(ASSIGNMENT):
The word to find is "from". State how many lines below contain it, giving only the number.

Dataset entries

────────────────

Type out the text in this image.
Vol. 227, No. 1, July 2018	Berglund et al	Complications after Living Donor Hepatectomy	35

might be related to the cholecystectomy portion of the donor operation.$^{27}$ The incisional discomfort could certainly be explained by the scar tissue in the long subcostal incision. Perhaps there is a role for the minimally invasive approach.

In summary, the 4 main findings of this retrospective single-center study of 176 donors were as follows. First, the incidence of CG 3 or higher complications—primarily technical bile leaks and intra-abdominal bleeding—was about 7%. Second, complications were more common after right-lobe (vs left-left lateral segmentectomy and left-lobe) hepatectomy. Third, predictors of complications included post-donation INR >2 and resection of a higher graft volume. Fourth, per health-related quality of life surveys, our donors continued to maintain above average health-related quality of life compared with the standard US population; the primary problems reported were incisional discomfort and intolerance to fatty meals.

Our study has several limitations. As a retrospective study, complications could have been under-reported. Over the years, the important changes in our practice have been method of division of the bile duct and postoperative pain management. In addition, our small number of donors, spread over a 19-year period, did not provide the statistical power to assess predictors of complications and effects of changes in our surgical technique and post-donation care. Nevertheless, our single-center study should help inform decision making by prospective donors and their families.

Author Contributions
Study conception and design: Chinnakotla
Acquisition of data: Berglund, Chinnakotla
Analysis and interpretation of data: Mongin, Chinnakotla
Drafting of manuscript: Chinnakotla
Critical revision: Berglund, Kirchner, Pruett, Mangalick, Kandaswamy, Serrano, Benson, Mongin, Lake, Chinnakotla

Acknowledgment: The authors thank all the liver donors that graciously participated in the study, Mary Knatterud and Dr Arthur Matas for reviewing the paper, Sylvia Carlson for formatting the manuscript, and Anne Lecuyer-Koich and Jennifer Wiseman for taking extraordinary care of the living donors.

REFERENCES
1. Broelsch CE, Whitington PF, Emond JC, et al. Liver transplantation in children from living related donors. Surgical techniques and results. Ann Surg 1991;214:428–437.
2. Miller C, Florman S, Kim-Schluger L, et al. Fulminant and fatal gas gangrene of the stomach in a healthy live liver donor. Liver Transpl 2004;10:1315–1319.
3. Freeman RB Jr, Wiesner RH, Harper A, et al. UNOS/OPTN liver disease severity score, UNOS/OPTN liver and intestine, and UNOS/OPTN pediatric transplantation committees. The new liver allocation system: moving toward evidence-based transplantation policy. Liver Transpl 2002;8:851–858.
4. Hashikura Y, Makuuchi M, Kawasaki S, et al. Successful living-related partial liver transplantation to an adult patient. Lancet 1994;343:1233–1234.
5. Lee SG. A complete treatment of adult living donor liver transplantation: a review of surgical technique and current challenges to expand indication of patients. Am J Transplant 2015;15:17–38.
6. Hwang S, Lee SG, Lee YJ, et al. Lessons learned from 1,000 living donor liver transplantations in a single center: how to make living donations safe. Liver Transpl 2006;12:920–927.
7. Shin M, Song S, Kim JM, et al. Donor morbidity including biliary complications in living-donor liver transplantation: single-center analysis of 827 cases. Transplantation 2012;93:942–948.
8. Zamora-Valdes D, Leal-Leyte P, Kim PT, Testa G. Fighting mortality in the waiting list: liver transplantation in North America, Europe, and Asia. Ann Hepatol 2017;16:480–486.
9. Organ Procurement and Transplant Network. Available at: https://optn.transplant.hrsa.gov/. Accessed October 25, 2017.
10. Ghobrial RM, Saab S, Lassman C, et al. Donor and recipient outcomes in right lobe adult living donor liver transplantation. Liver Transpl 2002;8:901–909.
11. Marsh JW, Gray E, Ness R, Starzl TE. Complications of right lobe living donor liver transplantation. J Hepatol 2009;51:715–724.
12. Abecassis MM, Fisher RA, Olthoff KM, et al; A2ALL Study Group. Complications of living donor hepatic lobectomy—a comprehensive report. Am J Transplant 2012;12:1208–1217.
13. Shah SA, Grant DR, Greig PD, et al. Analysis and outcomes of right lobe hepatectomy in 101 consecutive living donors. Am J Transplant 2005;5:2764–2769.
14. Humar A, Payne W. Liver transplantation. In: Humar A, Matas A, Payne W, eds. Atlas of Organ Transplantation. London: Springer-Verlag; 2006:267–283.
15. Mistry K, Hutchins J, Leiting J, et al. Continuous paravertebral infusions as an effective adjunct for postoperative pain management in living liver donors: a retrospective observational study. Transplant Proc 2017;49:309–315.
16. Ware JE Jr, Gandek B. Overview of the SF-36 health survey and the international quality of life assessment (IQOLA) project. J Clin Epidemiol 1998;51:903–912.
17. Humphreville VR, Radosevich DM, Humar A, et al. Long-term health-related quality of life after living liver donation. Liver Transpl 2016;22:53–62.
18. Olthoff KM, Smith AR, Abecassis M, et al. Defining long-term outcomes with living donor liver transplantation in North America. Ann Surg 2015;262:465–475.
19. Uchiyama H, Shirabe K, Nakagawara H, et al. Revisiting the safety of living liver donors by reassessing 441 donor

────────────────

(YOUR RESPONSE):
2